### WRITTEN INSTRUCTION
Here are some records; copy every line that holds the word "цифрами".

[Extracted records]
======
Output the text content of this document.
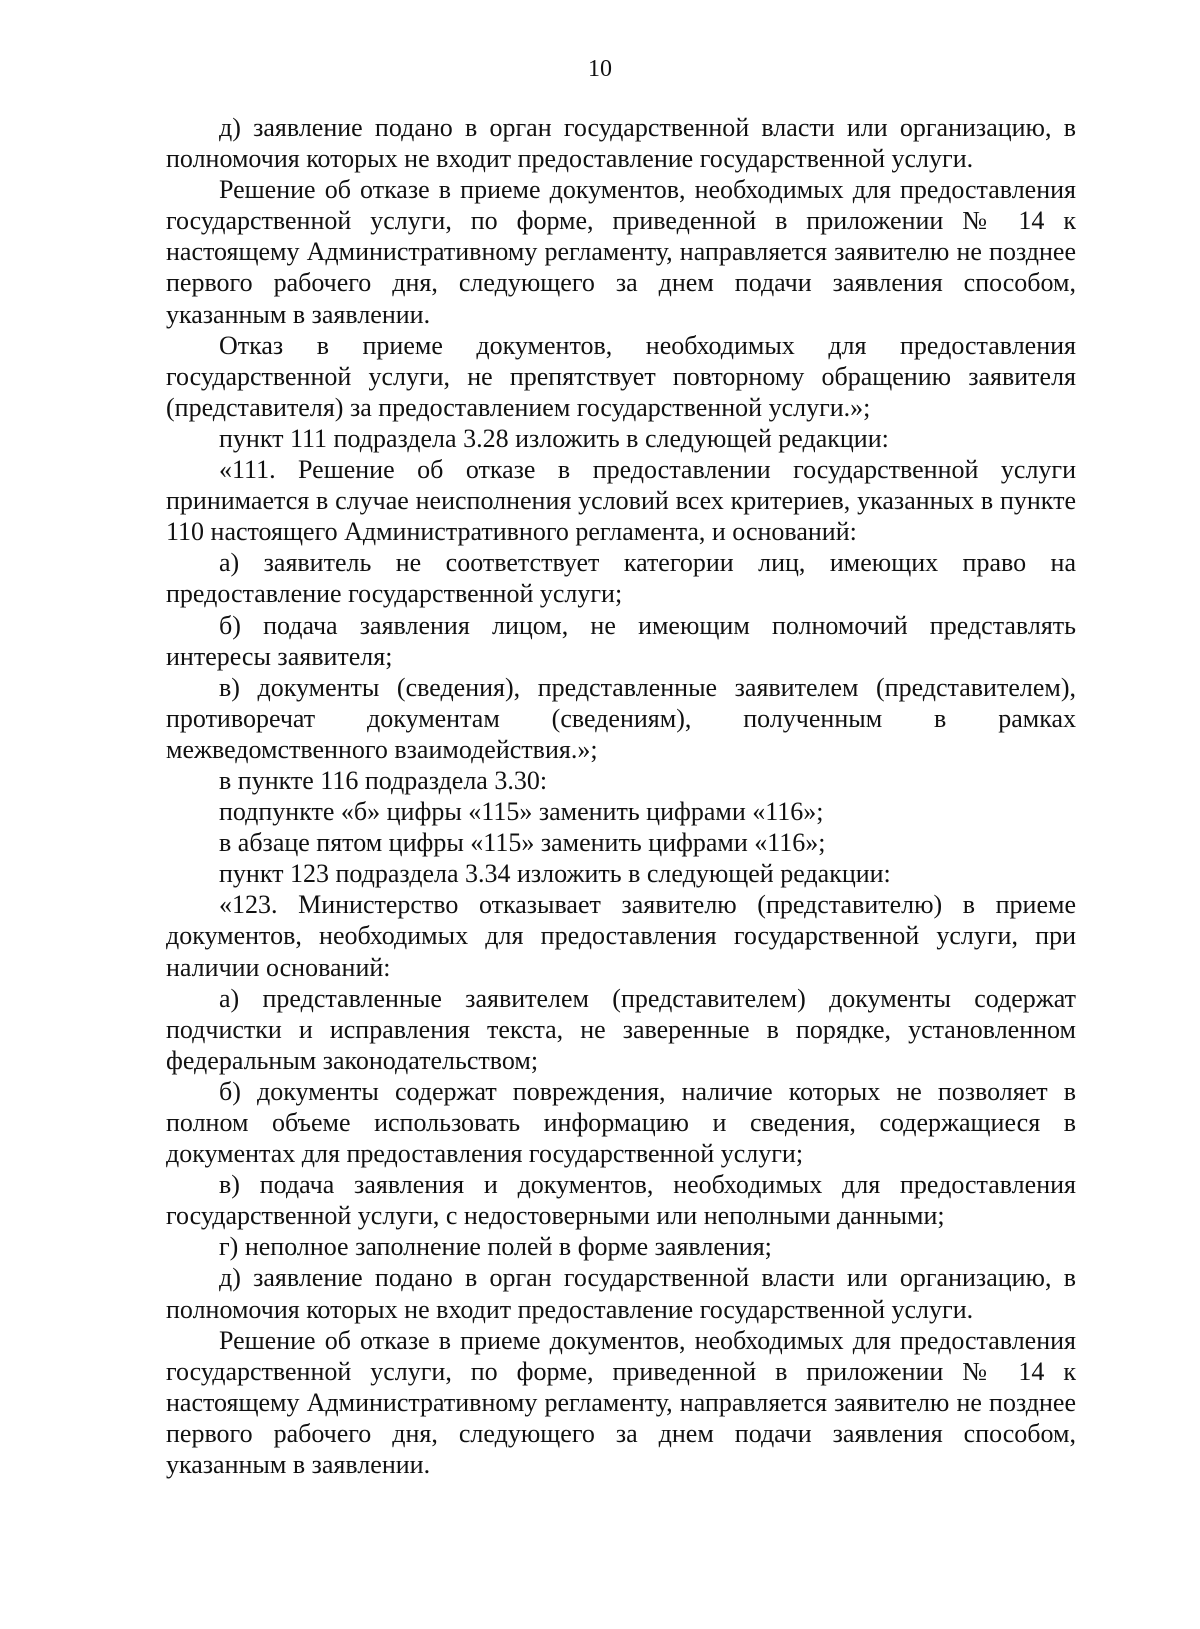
10

д) заявление подано в орган государственной власти или организацию, в полномочия которых не входит предоставление государственной услуги.

Решение об отказе в приеме документов, необходимых для предоставления государственной услуги, по форме, приведенной в приложении № 14 к настоящему Административному регламенту, направляется заявителю не позднее первого рабочего дня, следующего за днем подачи заявления способом, указанным в заявлении.

Отказ в приеме документов, необходимых для предоставления государственной услуги, не препятствует повторному обращению заявителя (представителя) за предоставлением государственной услуги.»;

пункт 111 подраздела 3.28 изложить в следующей редакции:

«111. Решение об отказе в предоставлении государственной услуги принимается в случае неисполнения условий всех критериев, указанных в пункте 110 настоящего Административного регламента, и оснований:

а) заявитель не соответствует категории лиц, имеющих право на предоставление государственной услуги;

б) подача заявления лицом, не имеющим полномочий представлять интересы заявителя;

в) документы (сведения), представленные заявителем (представителем), противоречат документам (сведениям), полученным в рамках межведомственного взаимодействия.»;

в пункте 116 подраздела 3.30:

подпункте «б» цифры «115» заменить цифрами «116»;

в абзаце пятом цифры «115» заменить цифрами «116»;

пункт 123 подраздела 3.34 изложить в следующей редакции:

«123. Министерство отказывает заявителю (представителю) в приеме документов, необходимых для предоставления государственной услуги, при наличии оснований:

а) представленные заявителем (представителем) документы содержат подчистки и исправления текста, не заверенные в порядке, установленном федеральным законодательством;

б) документы содержат повреждения, наличие которых не позволяет в полном объеме использовать информацию и сведения, содержащиеся в документах для предоставления государственной услуги;

в) подача заявления и документов, необходимых для предоставления государственной услуги, с недостоверными или неполными данными;

г) неполное заполнение полей в форме заявления;

д) заявление подано в орган государственной власти или организацию, в полномочия которых не входит предоставление государственной услуги.

Решение об отказе в приеме документов, необходимых для предоставления государственной услуги, по форме, приведенной в приложении № 14 к настоящему Административному регламенту, направляется заявителю не позднее первого рабочего дня, следующего за днем подачи заявления способом, указанным в заявлении.
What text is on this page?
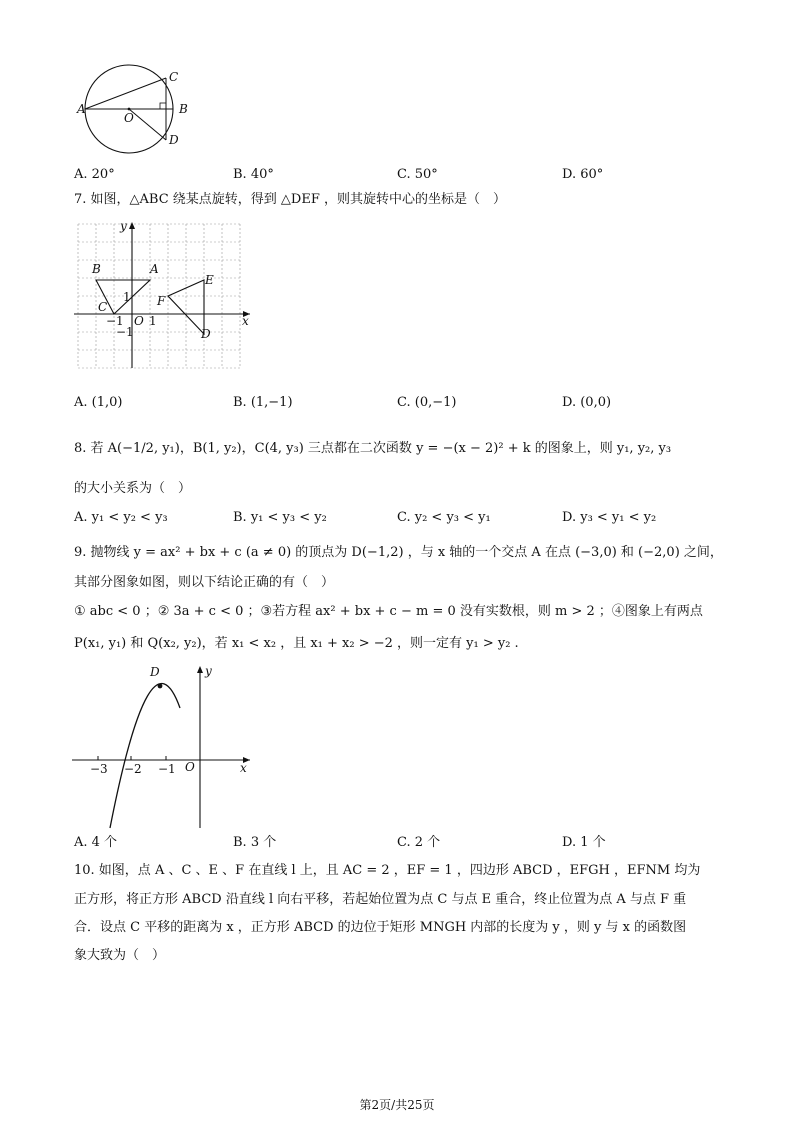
A
C
B
O
D
A. 20°	B. 40°	C. 50°	D. 60°
7. 如图，△ABC 绕某点旋转，得到 △DEF ，则其旋转中心的坐标是（　）
y
B	A
E
F
C
1
x
−1 O 1
−1	D
A. (1,0)	B. (1,−1)	C. (0,−1)	D. (0,0)
8. 若 A(−1/2, y₁)，B(1, y₂)，C(4, y₃) 三点都在二次函数 y = −(x − 2)² + k 的图象上，则 y₁, y₂, y₃
的大小关系为（　）
A. y₁ < y₂ < y₃	B. y₁ < y₃ < y₂	C. y₂ < y₃ < y₁	D. y₃ < y₁ < y₂
9. 抛物线 y = ax² + bx + c (a ≠ 0) 的顶点为 D(−1,2) ，与 x 轴的一个交点 A 在点 (−3,0) 和 (−2,0) 之间，
其部分图象如图，则以下结论正确的有（　）
① abc < 0 ；② 3a + c < 0 ；③若方程 ax² + bx + c − m = 0 没有实数根，则 m > 2 ；④图象上有两点
P(x₁, y₁) 和 Q(x₂, y₂)，若 x₁ < x₂ ，且 x₁ + x₂ > −2 ，则一定有 y₁ > y₂ .
D	y
−3 −2 −1 O	x
A. 4 个	B. 3 个	C. 2 个	D. 1 个
10. 如图，点 A 、C 、E 、F 在直线 l 上，且 AC = 2 ，EF = 1 ，四边形 ABCD ，EFGH ，EFNM 均为
正方形，将正方形 ABCD 沿直线 l 向右平移，若起始位置为点 C 与点 E 重合，终止位置为点 A 与点 F 重
合．设点 C 平移的距离为 x ，正方形 ABCD 的边位于矩形 MNGH 内部的长度为 y ，则 y 与 x 的函数图
象大致为（　）
第2页/共25页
======
### WRITTEN SOLUTION
подпункте «б» цифры «115» заменить цифрами «116»;
в абзаце пятом цифры «115» заменить цифрами «116»;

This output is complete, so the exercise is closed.